(Dataset items)
** START **

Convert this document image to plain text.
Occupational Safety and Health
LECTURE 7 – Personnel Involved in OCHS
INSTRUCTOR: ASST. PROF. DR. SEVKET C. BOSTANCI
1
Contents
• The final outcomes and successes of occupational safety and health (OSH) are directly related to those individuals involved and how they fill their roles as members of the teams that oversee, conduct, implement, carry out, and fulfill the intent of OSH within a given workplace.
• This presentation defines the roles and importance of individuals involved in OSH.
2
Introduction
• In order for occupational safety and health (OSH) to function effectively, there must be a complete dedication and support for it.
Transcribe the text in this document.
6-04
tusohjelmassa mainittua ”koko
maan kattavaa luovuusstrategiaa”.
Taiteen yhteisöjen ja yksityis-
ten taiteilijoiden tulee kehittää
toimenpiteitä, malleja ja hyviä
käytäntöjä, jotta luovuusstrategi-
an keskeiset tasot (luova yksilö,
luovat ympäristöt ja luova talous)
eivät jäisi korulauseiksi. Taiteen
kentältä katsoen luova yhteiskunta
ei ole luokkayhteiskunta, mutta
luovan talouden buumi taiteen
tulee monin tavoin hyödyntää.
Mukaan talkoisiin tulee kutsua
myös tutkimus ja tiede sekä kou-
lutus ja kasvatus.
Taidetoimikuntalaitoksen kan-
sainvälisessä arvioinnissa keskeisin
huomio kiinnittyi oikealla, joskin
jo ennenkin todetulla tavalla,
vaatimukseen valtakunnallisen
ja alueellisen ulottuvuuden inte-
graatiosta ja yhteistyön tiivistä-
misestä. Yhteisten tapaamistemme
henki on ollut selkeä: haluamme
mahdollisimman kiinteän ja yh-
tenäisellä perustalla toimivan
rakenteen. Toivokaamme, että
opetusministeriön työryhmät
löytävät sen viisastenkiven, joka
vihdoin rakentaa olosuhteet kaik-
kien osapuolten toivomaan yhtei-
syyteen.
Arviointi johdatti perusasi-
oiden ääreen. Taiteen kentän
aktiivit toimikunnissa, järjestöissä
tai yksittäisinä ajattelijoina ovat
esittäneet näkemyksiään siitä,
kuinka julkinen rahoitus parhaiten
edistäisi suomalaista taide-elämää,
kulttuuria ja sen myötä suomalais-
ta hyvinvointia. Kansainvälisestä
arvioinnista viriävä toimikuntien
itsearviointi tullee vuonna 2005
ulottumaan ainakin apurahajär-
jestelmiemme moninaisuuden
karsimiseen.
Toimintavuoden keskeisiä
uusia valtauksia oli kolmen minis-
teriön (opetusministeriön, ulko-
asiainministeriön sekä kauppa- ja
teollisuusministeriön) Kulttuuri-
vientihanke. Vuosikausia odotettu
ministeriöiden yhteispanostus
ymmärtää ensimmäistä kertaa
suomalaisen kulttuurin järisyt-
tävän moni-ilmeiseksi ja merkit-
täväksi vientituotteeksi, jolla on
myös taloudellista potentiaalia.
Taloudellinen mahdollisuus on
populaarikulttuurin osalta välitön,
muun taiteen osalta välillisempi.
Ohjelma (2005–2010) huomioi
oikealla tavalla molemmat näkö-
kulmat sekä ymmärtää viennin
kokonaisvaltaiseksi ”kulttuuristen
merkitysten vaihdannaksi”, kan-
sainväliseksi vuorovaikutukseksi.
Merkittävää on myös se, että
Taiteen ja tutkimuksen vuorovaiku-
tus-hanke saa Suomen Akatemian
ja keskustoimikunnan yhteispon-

** END **
** START **

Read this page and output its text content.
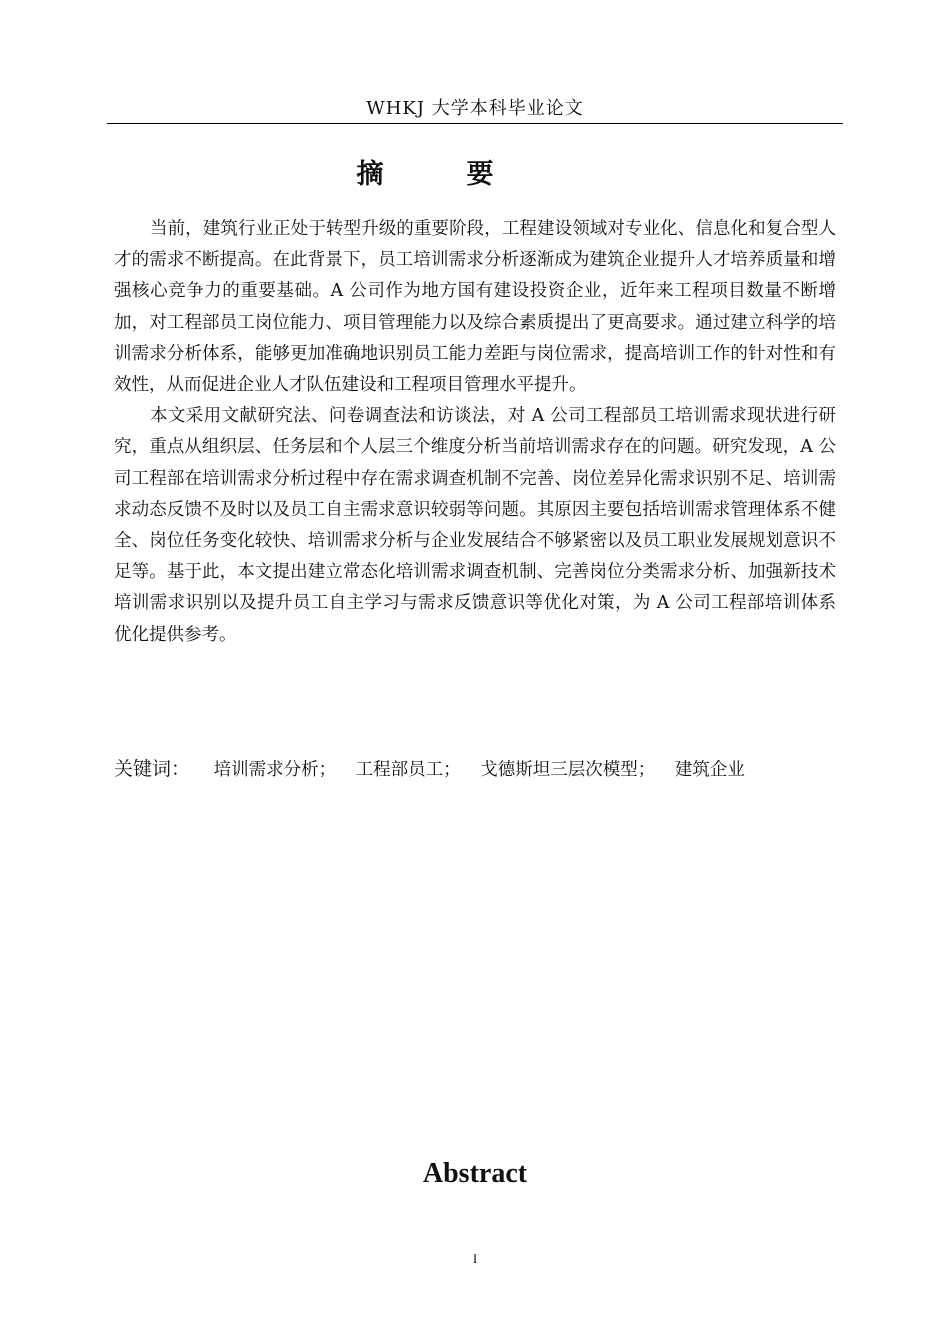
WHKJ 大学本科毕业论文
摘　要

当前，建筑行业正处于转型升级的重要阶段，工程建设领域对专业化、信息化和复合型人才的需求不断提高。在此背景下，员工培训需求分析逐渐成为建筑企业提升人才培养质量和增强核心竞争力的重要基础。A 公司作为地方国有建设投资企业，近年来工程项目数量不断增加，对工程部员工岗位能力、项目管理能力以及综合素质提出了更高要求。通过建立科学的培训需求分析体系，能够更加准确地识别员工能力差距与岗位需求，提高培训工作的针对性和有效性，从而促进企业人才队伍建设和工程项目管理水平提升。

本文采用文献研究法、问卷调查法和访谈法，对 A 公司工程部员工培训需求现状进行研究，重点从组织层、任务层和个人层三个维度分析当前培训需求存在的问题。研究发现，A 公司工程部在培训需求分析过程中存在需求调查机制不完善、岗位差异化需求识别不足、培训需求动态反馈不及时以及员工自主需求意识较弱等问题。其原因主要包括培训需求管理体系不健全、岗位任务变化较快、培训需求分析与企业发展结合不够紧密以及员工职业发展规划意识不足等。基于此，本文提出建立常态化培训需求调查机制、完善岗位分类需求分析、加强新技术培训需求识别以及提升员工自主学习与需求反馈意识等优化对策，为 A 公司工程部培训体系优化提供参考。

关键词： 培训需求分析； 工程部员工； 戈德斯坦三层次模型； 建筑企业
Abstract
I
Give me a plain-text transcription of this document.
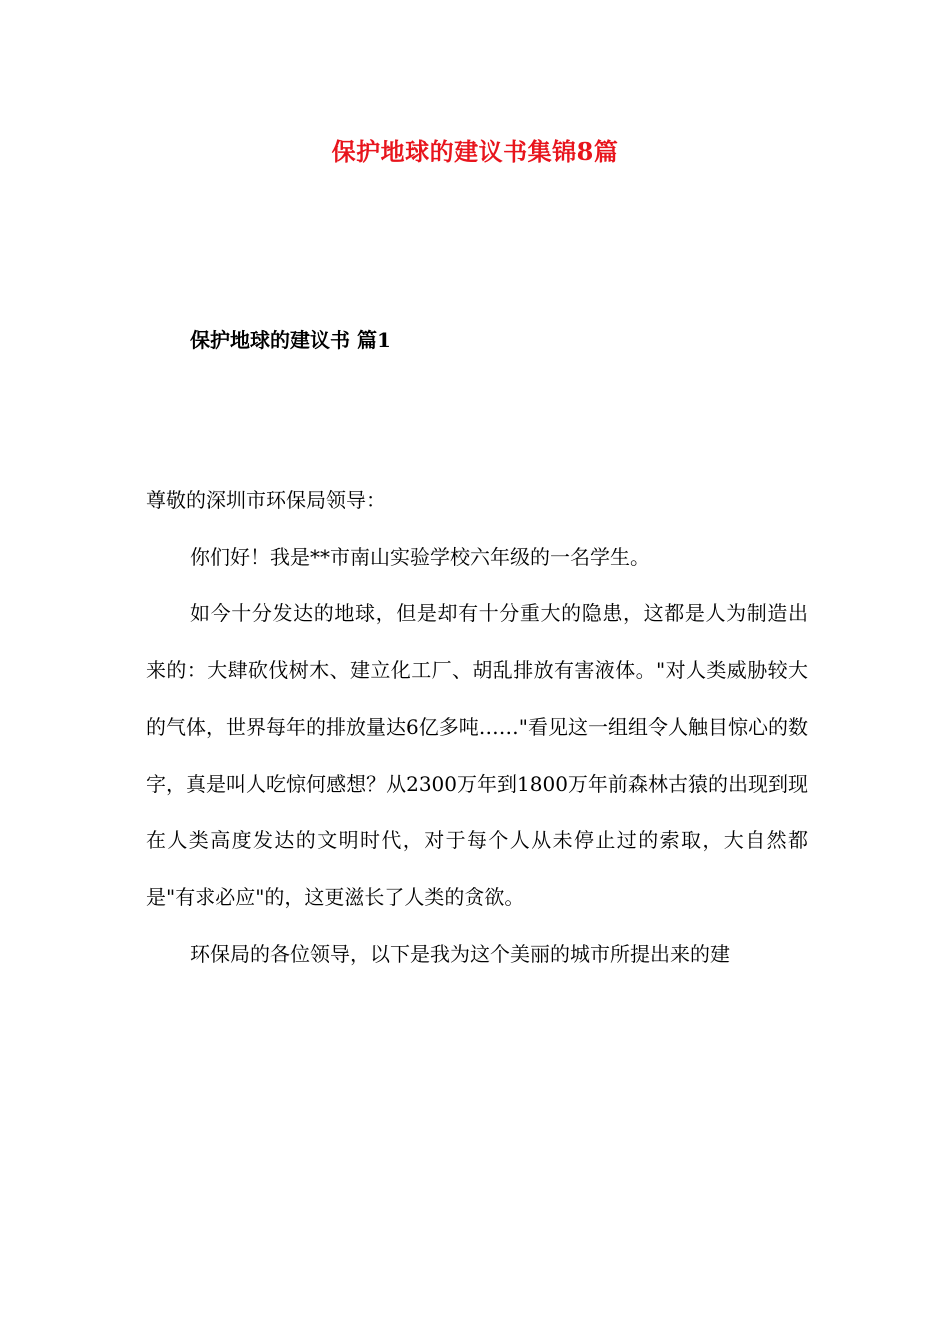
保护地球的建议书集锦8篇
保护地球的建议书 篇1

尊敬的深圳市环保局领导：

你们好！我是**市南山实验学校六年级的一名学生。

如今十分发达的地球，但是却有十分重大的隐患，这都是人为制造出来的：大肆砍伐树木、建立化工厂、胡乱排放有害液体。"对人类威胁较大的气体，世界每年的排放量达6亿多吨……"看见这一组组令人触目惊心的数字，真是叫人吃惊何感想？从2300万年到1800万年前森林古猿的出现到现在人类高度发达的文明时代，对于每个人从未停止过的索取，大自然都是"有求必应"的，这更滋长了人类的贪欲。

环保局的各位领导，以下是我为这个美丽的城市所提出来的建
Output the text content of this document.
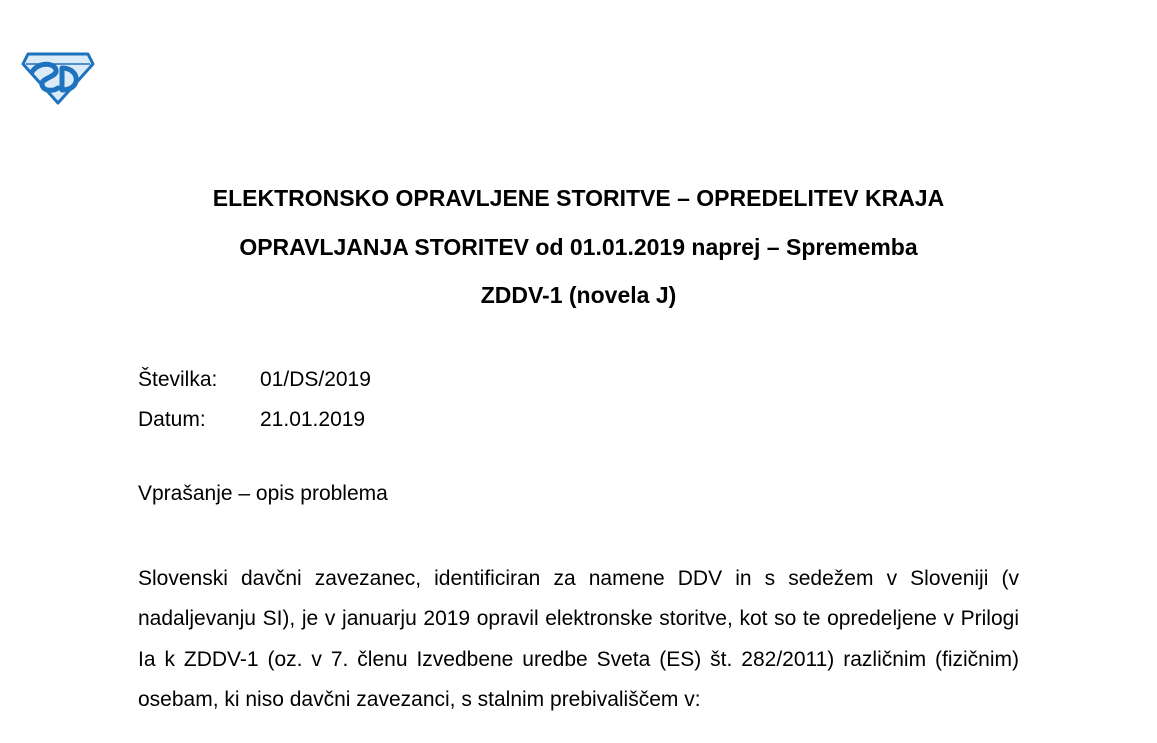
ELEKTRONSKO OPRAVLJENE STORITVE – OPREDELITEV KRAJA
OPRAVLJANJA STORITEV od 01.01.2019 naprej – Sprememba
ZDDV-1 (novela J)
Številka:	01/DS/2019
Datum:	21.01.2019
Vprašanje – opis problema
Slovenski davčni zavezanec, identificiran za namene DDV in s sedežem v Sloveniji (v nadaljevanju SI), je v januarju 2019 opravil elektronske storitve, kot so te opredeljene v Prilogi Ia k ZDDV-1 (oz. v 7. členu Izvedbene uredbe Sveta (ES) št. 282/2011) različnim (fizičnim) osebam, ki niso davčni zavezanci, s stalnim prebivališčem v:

** END **
** START **

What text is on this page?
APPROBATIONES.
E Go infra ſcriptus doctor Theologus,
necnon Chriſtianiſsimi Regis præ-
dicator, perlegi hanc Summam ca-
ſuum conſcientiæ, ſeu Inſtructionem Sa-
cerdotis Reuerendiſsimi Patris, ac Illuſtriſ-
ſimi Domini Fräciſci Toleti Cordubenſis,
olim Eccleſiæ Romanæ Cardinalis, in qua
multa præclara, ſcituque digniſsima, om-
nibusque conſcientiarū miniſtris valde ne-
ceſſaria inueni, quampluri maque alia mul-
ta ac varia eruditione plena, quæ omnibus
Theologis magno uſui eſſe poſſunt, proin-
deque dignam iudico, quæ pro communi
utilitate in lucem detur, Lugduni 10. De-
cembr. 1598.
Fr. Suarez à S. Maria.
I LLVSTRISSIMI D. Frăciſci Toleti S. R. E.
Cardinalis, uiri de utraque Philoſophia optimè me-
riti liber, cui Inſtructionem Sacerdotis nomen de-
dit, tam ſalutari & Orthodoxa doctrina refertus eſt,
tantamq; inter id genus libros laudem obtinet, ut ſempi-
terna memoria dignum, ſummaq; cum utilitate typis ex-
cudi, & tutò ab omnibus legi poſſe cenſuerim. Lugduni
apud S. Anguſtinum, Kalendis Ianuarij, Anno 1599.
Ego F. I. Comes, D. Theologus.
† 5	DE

** END **

:: Request ::
Pull out the lines above in which the word "tulee" appears.

:: Reply ::
ten taiteilijoiden tulee kehittää
tulee monin tavoin hyödyntää.
Mukaan talkoisiin tulee kutsua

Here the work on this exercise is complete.